- [Data lines]:
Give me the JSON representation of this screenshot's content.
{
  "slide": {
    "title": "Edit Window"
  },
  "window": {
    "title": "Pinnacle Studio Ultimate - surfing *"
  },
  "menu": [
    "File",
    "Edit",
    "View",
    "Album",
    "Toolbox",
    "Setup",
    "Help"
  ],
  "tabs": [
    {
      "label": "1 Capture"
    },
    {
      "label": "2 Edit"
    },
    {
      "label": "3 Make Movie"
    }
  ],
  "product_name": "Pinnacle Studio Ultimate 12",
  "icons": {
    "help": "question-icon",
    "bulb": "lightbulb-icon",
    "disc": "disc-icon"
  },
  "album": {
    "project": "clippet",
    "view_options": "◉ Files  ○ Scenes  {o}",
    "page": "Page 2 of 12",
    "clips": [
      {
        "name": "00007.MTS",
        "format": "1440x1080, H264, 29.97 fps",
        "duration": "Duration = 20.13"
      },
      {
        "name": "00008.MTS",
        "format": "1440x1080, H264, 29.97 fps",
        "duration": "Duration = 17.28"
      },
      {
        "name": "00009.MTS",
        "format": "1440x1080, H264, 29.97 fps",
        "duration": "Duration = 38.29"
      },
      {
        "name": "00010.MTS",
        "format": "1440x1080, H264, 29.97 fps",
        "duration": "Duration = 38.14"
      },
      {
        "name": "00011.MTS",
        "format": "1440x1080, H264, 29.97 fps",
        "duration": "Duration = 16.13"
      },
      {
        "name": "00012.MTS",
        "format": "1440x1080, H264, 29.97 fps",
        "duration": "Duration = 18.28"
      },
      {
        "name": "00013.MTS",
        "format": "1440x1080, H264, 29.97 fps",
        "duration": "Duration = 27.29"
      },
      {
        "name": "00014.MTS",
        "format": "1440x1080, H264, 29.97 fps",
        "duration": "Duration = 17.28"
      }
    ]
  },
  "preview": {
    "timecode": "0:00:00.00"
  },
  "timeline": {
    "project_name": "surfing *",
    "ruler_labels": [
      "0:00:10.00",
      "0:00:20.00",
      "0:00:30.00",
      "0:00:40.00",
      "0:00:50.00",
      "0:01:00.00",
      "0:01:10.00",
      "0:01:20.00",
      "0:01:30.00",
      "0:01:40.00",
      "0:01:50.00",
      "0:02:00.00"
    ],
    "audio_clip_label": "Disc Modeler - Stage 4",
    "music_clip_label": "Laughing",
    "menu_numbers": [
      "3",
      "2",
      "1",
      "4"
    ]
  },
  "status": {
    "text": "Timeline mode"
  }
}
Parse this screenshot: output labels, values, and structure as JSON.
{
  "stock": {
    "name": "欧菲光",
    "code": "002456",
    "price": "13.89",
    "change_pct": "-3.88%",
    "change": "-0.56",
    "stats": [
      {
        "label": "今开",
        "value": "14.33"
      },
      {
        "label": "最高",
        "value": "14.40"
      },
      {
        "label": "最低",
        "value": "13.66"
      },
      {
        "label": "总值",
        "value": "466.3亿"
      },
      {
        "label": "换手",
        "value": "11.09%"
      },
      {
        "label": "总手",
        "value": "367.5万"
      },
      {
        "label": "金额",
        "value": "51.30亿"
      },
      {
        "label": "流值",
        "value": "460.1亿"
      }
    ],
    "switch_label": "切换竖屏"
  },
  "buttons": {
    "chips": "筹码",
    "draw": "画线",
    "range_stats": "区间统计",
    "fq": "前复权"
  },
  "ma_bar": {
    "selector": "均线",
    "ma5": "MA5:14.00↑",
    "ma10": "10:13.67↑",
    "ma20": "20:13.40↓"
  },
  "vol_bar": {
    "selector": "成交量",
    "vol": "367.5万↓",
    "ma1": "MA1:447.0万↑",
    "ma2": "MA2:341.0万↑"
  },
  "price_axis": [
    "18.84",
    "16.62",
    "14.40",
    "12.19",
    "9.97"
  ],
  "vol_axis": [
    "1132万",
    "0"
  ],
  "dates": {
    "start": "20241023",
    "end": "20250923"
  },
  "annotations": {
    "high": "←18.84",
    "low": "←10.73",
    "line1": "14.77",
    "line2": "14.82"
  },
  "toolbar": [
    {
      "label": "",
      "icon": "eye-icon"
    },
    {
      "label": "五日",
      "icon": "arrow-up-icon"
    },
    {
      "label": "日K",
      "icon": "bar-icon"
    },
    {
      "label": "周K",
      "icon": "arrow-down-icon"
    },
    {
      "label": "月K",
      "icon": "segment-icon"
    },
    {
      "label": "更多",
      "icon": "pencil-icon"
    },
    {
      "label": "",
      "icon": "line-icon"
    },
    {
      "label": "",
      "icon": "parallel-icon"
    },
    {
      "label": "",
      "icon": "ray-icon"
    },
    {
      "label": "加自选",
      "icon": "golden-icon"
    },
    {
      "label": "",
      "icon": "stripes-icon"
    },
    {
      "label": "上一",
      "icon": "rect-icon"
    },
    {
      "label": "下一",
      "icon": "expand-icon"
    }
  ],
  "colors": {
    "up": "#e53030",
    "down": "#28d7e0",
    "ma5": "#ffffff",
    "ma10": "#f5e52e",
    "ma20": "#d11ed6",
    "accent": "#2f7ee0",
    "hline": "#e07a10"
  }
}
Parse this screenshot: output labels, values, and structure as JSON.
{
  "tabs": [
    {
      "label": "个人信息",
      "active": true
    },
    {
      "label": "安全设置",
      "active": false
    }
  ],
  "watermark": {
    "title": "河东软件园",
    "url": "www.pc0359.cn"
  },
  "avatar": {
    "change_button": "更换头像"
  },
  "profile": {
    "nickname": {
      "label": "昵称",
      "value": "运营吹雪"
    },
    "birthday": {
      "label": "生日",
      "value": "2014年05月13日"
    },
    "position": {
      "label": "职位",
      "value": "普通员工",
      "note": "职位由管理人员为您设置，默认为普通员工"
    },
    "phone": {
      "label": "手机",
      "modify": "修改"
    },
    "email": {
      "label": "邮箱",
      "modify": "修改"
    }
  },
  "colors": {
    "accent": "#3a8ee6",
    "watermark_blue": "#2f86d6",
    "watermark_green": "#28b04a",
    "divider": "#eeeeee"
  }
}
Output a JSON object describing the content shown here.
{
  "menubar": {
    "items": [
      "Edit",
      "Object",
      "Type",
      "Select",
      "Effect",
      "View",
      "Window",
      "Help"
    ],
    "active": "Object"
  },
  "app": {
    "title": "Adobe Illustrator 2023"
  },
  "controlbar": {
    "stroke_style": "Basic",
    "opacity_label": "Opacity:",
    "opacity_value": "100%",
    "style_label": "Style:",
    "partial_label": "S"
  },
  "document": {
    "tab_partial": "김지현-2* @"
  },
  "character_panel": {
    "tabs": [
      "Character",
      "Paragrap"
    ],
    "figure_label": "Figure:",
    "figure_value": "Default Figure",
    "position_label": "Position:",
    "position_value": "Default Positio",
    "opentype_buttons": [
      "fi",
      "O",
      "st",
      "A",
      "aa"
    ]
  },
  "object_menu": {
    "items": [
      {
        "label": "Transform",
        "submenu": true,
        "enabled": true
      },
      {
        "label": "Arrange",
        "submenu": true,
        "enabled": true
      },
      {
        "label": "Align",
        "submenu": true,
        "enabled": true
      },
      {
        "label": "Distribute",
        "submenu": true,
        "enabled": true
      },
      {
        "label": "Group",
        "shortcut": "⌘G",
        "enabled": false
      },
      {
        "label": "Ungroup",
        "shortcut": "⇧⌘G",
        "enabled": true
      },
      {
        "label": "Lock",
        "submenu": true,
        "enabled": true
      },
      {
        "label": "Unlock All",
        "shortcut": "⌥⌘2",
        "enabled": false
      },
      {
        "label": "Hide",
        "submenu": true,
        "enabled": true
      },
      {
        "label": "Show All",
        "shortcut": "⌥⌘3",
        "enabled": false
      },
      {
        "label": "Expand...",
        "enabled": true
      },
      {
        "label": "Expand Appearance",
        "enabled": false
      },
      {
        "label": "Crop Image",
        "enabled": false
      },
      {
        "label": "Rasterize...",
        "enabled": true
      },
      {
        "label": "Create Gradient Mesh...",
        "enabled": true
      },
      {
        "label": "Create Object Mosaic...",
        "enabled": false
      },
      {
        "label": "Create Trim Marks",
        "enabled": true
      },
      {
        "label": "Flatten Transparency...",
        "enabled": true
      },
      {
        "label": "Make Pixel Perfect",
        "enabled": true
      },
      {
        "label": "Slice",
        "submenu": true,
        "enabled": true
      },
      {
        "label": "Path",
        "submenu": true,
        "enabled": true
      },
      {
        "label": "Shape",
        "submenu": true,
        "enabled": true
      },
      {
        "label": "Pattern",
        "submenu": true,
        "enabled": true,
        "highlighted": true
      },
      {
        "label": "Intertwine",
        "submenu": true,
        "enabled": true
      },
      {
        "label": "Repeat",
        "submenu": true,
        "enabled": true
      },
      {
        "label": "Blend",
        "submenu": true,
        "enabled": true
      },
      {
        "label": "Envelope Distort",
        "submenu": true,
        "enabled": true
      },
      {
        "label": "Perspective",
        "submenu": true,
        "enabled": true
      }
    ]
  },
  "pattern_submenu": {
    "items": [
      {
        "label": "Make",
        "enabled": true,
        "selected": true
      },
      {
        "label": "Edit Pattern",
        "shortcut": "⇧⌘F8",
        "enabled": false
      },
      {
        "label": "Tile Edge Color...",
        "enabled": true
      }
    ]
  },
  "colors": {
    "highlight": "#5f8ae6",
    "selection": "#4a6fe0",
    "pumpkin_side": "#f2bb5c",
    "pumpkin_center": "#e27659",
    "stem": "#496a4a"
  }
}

- [Exercise]: Identify and copy lines that hold the string "arrow".

- [In response]:
      "icon": "arrow-up-icon"
      "icon": "arrow-down-icon"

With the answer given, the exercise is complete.